> **Instructions to follow**:
Copy out all of the material exactly as presented.

> **Records shown**:
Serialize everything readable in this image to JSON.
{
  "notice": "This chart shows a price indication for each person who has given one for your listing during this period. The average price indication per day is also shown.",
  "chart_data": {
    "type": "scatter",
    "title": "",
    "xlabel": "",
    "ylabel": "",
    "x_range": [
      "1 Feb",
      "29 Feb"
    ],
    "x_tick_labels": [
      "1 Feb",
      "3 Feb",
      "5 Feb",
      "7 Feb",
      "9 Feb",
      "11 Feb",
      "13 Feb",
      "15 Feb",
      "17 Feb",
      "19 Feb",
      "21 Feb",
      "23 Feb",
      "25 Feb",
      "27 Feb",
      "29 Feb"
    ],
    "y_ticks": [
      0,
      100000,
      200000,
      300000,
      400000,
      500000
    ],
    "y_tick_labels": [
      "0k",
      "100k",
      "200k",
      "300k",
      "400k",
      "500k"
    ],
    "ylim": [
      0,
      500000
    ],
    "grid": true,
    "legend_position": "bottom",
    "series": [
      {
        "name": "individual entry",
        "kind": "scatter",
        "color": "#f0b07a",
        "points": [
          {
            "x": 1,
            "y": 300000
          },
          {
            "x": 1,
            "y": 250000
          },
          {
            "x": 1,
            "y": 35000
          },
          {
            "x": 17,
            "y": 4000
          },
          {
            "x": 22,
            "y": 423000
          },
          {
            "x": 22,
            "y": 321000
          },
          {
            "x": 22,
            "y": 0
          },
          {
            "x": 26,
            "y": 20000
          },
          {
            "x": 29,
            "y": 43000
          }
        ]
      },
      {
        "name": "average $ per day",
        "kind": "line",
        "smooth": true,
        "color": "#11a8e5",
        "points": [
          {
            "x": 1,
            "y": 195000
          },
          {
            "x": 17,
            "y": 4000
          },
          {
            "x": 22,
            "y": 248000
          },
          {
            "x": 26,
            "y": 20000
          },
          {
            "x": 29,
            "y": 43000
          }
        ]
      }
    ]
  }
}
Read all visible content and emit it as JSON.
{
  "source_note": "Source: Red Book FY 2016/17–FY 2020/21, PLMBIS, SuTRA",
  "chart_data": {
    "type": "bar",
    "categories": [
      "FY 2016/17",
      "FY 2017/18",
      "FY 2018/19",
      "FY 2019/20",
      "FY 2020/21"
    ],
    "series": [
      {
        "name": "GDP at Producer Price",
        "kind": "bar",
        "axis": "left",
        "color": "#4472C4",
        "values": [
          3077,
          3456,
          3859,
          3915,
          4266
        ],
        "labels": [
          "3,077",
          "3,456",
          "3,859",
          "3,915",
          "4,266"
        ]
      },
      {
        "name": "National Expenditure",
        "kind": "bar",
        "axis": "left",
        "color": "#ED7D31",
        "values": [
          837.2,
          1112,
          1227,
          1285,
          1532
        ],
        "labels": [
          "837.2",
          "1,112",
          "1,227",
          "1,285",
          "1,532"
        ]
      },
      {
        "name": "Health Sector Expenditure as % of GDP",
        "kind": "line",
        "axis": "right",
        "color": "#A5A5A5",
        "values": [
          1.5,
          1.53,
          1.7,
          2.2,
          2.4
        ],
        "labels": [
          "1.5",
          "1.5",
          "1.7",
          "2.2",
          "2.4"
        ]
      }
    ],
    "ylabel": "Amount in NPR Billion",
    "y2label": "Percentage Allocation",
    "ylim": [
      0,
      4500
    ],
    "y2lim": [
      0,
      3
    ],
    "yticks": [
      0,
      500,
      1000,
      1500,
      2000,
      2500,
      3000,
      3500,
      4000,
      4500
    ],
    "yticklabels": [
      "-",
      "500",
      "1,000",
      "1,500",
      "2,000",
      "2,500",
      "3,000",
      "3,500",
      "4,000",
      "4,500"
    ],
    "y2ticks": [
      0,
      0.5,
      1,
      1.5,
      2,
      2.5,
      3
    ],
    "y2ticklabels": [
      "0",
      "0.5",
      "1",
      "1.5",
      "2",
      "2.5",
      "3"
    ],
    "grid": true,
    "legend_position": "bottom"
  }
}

> **Result**:
Serialize everything readable in this image to JSON.
{
  "notice": "This chart shows a price indication for each person who has given one for your listing during this period. The average price indication per day is also shown.",
  "chart_data": {
    "type": "scatter",
    "title": "",
    "xlabel": "",
    "ylabel": "",
    "x_range": [
      "1 Feb",
      "29 Feb"
    ],
    "x_tick_labels": [
      "1 Feb",
      "3 Feb",
      "5 Feb",
      "7 Feb",
      "9 Feb",
      "11 Feb",
      "13 Feb",
      "15 Feb",
      "17 Feb",
      "19 Feb",
      "21 Feb",
      "23 Feb",
      "25 Feb",
      "27 Feb",
      "29 Feb"
    ],
    "y_ticks": [
      0,
      100000,
      200000,
      300000,
      400000,
      500000
    ],
    "y_tick_labels": [
      "0k",
      "100k",
      "200k",
      "300k",
      "400k",
      "500k"
    ],
    "ylim": [
      0,
      500000
    ],
    "grid": true,
    "legend_position": "bottom",
    "series": [
      {
        "name": "individual entry",
        "kind": "scatter",
        "color": "#f0b07a",
        "points": [
          {
            "x": 1,
            "y": 300000
          },
          {
            "x": 1,
            "y": 250000
          },
          {
            "x": 1,
            "y": 35000
          },
          {
            "x": 17,
            "y": 4000
          },
          {
            "x": 22,
            "y": 423000
          },
          {
            "x": 22,
            "y": 321000
          },
          {
            "x": 22,
            "y": 0
          },
          {
            "x": 26,
            "y": 20000
          },
          {
            "x": 29,
            "y": 43000
          }
        ]
      },
      {
        "name": "average $ per day",
        "kind": "line",
        "smooth": true,
        "color": "#11a8e5",
        "points": [
          {
            "x": 1,
            "y": 195000
          },
          {
            "x": 17,
            "y": 4000
          },
          {
            "x": 22,
            "y": 248000
          },
          {
            "x": 26,
            "y": 20000
          },
          {
            "x": 29,
            "y": 43000
          }
        ]
      }
    ]
  }
}
Read all visible content and emit it as JSON.
{
  "source_note": "Source: Red Book FY 2016/17–FY 2020/21, PLMBIS, SuTRA",
  "chart_data": {
    "type": "bar",
    "categories": [
      "FY 2016/17",
      "FY 2017/18",
      "FY 2018/19",
      "FY 2019/20",
      "FY 2020/21"
    ],
    "series": [
      {
        "name": "GDP at Producer Price",
        "kind": "bar",
        "axis": "left",
        "color": "#4472C4",
        "values": [
          3077,
          3456,
          3859,
          3915,
          4266
        ],
        "labels": [
          "3,077",
          "3,456",
          "3,859",
          "3,915",
          "4,266"
        ]
      },
      {
        "name": "National Expenditure",
        "kind": "bar",
        "axis": "left",
        "color": "#ED7D31",
        "values": [
          837.2,
          1112,
          1227,
          1285,
          1532
        ],
        "labels": [
          "837.2",
          "1,112",
          "1,227",
          "1,285",
          "1,532"
        ]
      },
      {
        "name": "Health Sector Expenditure as % of GDP",
        "kind": "line",
        "axis": "right",
        "color": "#A5A5A5",
        "values": [
          1.5,
          1.53,
          1.7,
          2.2,
          2.4
        ],
        "labels": [
          "1.5",
          "1.5",
          "1.7",
          "2.2",
          "2.4"
        ]
      }
    ],
    "ylabel": "Amount in NPR Billion",
    "y2label": "Percentage Allocation",
    "ylim": [
      0,
      4500
    ],
    "y2lim": [
      0,
      3
    ],
    "yticks": [
      0,
      500,
      1000,
      1500,
      2000,
      2500,
      3000,
      3500,
      4000,
      4500
    ],
    "yticklabels": [
      "-",
      "500",
      "1,000",
      "1,500",
      "2,000",
      "2,500",
      "3,000",
      "3,500",
      "4,000",
      "4,500"
    ],
    "y2ticks": [
      0,
      0.5,
      1,
      1.5,
      2,
      2.5,
      3
    ],
    "y2ticklabels": [
      "0",
      "0.5",
      "1",
      "1.5",
      "2",
      "2.5",
      "3"
    ],
    "grid": true,
    "legend_position": "bottom"
  }
}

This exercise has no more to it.